::: Records provided :::

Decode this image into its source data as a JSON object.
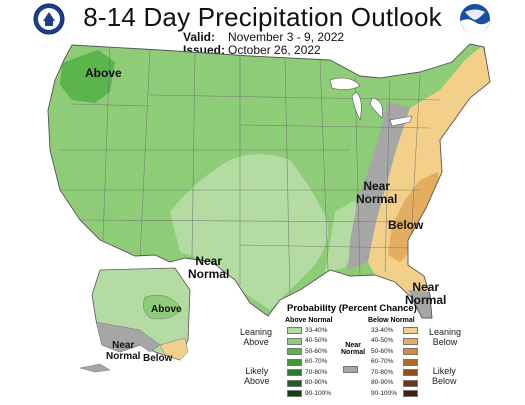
{
  "header": {
    "title": "8-14 Day Precipitation Outlook",
    "valid_label": "Valid:",
    "valid_value": "November 3 - 9, 2022",
    "issued_label": "Issued:",
    "issued_value": "October 26, 2022"
  },
  "logos": {
    "left": "doc-seal-icon",
    "right": "noaa-logo-icon"
  },
  "map": {
    "labels": {
      "above_nw": "Above",
      "near_normal_east_1": "Near",
      "near_normal_east_2": "Normal",
      "below_se": "Below",
      "near_normal_sw_1": "Near",
      "near_normal_sw_2": "Normal",
      "near_normal_fl_1": "Near",
      "near_normal_fl_2": "Normal",
      "ak_above": "Above",
      "ak_near_1": "Near",
      "ak_near_2": "Normal",
      "ak_below": "Below"
    }
  },
  "legend": {
    "title": "Probability (Percent Chance)",
    "above_header": "Above Normal",
    "near_header_1": "Near",
    "near_header_2": "Normal",
    "below_header": "Below Normal",
    "leaning_above_1": "Leaning",
    "leaning_above_2": "Above",
    "likely_above_1": "Likely",
    "likely_above_2": "Above",
    "leaning_below_1": "Leaning",
    "leaning_below_2": "Below",
    "likely_below_1": "Likely",
    "likely_below_2": "Below",
    "ranges": [
      "33-40%",
      "40-50%",
      "50-60%",
      "60-70%",
      "70-80%",
      "80-90%",
      "90-100%"
    ],
    "above_colors": [
      "#b3dba2",
      "#8fcc78",
      "#5bb54a",
      "#3b9a37",
      "#2a7b2e",
      "#1e5e26",
      "#123f18"
    ],
    "below_colors": [
      "#f3d08a",
      "#e4ad5f",
      "#d38b3c",
      "#b56a26",
      "#8f4e1c",
      "#6b3715",
      "#45220d"
    ],
    "near_color": "#a6a6a6"
  },
  "colors": {
    "above_33": "#b3dba2",
    "above_40": "#8fcc78",
    "above_50": "#5bb54a",
    "below_33": "#f3d08a",
    "below_40": "#e4ad5f",
    "near": "#a6a6a6",
    "border": "#6e6e6e"
  }
}
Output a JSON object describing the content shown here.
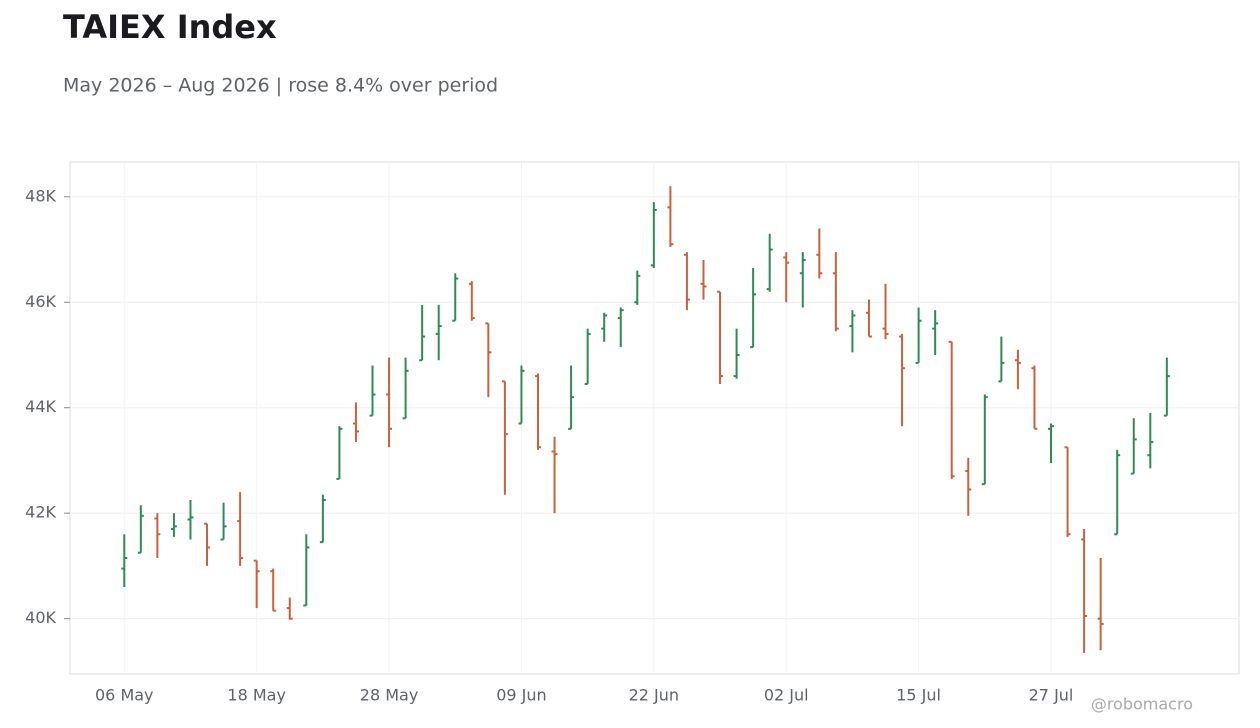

:::

Transcribe the material exactly, keeping every word and none of the pictures.

● **The completed task**:
Decode this image into its source data as a JSON object.
{
  "header": {
    "title": "8-14 Day Precipitation Outlook",
    "valid_label": "Valid:",
    "valid_value": "November 3 - 9, 2022",
    "issued_label": "Issued:",
    "issued_value": "October 26, 2022"
  },
  "logos": {
    "left": "doc-seal-icon",
    "right": "noaa-logo-icon"
  },
  "map": {
    "labels": {
      "above_nw": "Above",
      "near_normal_east_1": "Near",
      "near_normal_east_2": "Normal",
      "below_se": "Below",
      "near_normal_sw_1": "Near",
      "near_normal_sw_2": "Normal",
      "near_normal_fl_1": "Near",
      "near_normal_fl_2": "Normal",
      "ak_above": "Above",
      "ak_near_1": "Near",
      "ak_near_2": "Normal",
      "ak_below": "Below"
    }
  },
  "legend": {
    "title": "Probability (Percent Chance)",
    "above_header": "Above Normal",
    "near_header_1": "Near",
    "near_header_2": "Normal",
    "below_header": "Below Normal",
    "leaning_above_1": "Leaning",
    "leaning_above_2": "Above",
    "likely_above_1": "Likely",
    "likely_above_2": "Above",
    "leaning_below_1": "Leaning",
    "leaning_below_2": "Below",
    "likely_below_1": "Likely",
    "likely_below_2": "Below",
    "ranges": [
      "33-40%",
      "40-50%",
      "50-60%",
      "60-70%",
      "70-80%",
      "80-90%",
      "90-100%"
    ],
    "above_colors": [
      "#b3dba2",
      "#8fcc78",
      "#5bb54a",
      "#3b9a37",
      "#2a7b2e",
      "#1e5e26",
      "#123f18"
    ],
    "below_colors": [
      "#f3d08a",
      "#e4ad5f",
      "#d38b3c",
      "#b56a26",
      "#8f4e1c",
      "#6b3715",
      "#45220d"
    ],
    "near_color": "#a6a6a6"
  },
  "colors": {
    "above_33": "#b3dba2",
    "above_40": "#8fcc78",
    "above_50": "#5bb54a",
    "below_33": "#f3d08a",
    "below_40": "#e4ad5f",
    "near": "#a6a6a6",
    "border": "#6e6e6e"
  }
}
Output a JSON object describing the content shown here.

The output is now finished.